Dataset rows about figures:
** start **

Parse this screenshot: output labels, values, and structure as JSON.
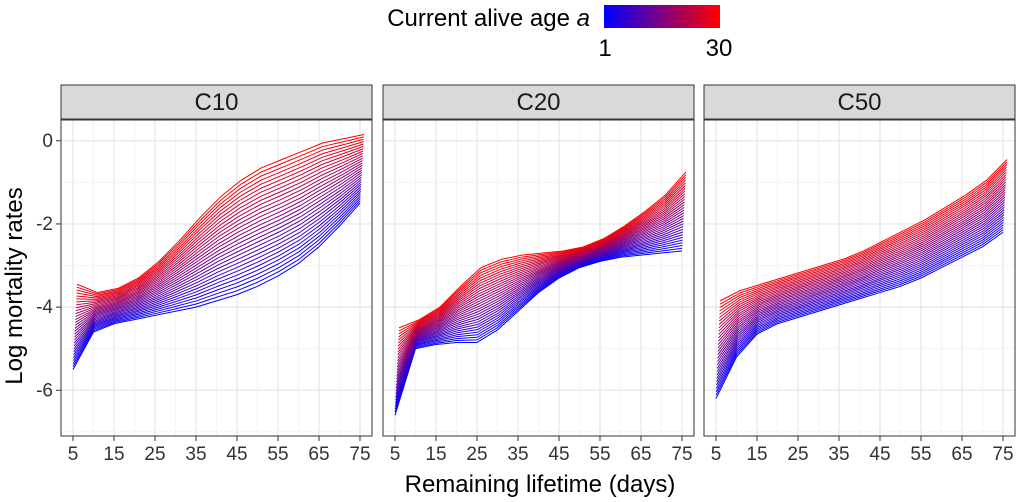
{
  "chart_data": {
    "type": "line",
    "xlabel": "Remaining lifetime (days)",
    "ylabel": "Log mortality rates",
    "xlim": [
      5,
      75
    ],
    "ylim": [
      -7.1,
      0.5
    ],
    "x_ticks": [
      5,
      15,
      25,
      35,
      45,
      55,
      65,
      75
    ],
    "y_ticks": [
      0,
      -2,
      -4,
      -6
    ],
    "x": [
      5,
      10,
      15,
      20,
      25,
      30,
      35,
      40,
      45,
      50,
      55,
      60,
      65,
      70,
      75
    ],
    "legend": {
      "title": "Current alive age ",
      "title_italic": "a",
      "min_label": "1",
      "max_label": "30",
      "min_value": 1,
      "max_value": 30,
      "low_color": "#0000ff",
      "high_color": "#ff0000",
      "placement": "top"
    },
    "panels": [
      {
        "name": "C10",
        "series_age_1": [
          -5.5,
          -4.6,
          -4.4,
          -4.3,
          -4.2,
          -4.1,
          -4.0,
          -3.85,
          -3.7,
          -3.5,
          -3.25,
          -2.95,
          -2.55,
          -2.05,
          -1.5
        ],
        "series_age_30": [
          -3.45,
          -3.65,
          -3.55,
          -3.3,
          -2.9,
          -2.4,
          -1.85,
          -1.35,
          -0.95,
          -0.65,
          -0.45,
          -0.25,
          -0.05,
          0.05,
          0.15
        ]
      },
      {
        "name": "C20",
        "series_age_1": [
          -6.6,
          -5.0,
          -4.9,
          -4.85,
          -4.85,
          -4.55,
          -4.1,
          -3.65,
          -3.3,
          -3.05,
          -2.9,
          -2.8,
          -2.75,
          -2.7,
          -2.65
        ],
        "series_age_30": [
          -4.5,
          -4.3,
          -4.0,
          -3.5,
          -3.05,
          -2.85,
          -2.75,
          -2.7,
          -2.65,
          -2.55,
          -2.35,
          -2.05,
          -1.7,
          -1.3,
          -0.75
        ]
      },
      {
        "name": "C50",
        "series_age_1": [
          -6.2,
          -5.2,
          -4.65,
          -4.4,
          -4.25,
          -4.1,
          -3.95,
          -3.8,
          -3.65,
          -3.5,
          -3.3,
          -3.05,
          -2.8,
          -2.55,
          -2.2
        ],
        "series_age_30": [
          -3.85,
          -3.6,
          -3.45,
          -3.3,
          -3.15,
          -3.0,
          -2.85,
          -2.65,
          -2.4,
          -2.15,
          -1.9,
          -1.6,
          -1.3,
          -0.95,
          -0.45
        ]
      }
    ],
    "n_series_per_panel": 30
  }
}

** end **

EXERCISE PROMPT:
Please repeat the entries exactly. Do not include the pictures.

EXERCISE SOLUTION:
Parse this screenshot: output labels, values, and structure as JSON.
{
  "chart_data": {
    "type": "line",
    "xlabel": "Remaining lifetime (days)",
    "ylabel": "Log mortality rates",
    "xlim": [
      5,
      75
    ],
    "ylim": [
      -7.1,
      0.5
    ],
    "x_ticks": [
      5,
      15,
      25,
      35,
      45,
      55,
      65,
      75
    ],
    "y_ticks": [
      0,
      -2,
      -4,
      -6
    ],
    "x": [
      5,
      10,
      15,
      20,
      25,
      30,
      35,
      40,
      45,
      50,
      55,
      60,
      65,
      70,
      75
    ],
    "legend": {
      "title": "Current alive age ",
      "title_italic": "a",
      "min_label": "1",
      "max_label": "30",
      "min_value": 1,
      "max_value": 30,
      "low_color": "#0000ff",
      "high_color": "#ff0000",
      "placement": "top"
    },
    "panels": [
      {
        "name": "C10",
        "series_age_1": [
          -5.5,
          -4.6,
          -4.4,
          -4.3,
          -4.2,
          -4.1,
          -4.0,
          -3.85,
          -3.7,
          -3.5,
          -3.25,
          -2.95,
          -2.55,
          -2.05,
          -1.5
        ],
        "series_age_30": [
          -3.45,
          -3.65,
          -3.55,
          -3.3,
          -2.9,
          -2.4,
          -1.85,
          -1.35,
          -0.95,
          -0.65,
          -0.45,
          -0.25,
          -0.05,
          0.05,
          0.15
        ]
      },
      {
        "name": "C20",
        "series_age_1": [
          -6.6,
          -5.0,
          -4.9,
          -4.85,
          -4.85,
          -4.55,
          -4.1,
          -3.65,
          -3.3,
          -3.05,
          -2.9,
          -2.8,
          -2.75,
          -2.7,
          -2.65
        ],
        "series_age_30": [
          -4.5,
          -4.3,
          -4.0,
          -3.5,
          -3.05,
          -2.85,
          -2.75,
          -2.7,
          -2.65,
          -2.55,
          -2.35,
          -2.05,
          -1.7,
          -1.3,
          -0.75
        ]
      },
      {
        "name": "C50",
        "series_age_1": [
          -6.2,
          -5.2,
          -4.65,
          -4.4,
          -4.25,
          -4.1,
          -3.95,
          -3.8,
          -3.65,
          -3.5,
          -3.3,
          -3.05,
          -2.8,
          -2.55,
          -2.2
        ],
        "series_age_30": [
          -3.85,
          -3.6,
          -3.45,
          -3.3,
          -3.15,
          -3.0,
          -2.85,
          -2.65,
          -2.4,
          -2.15,
          -1.9,
          -1.6,
          -1.3,
          -0.95,
          -0.45
        ]
      }
    ],
    "n_series_per_panel": 30
  }
}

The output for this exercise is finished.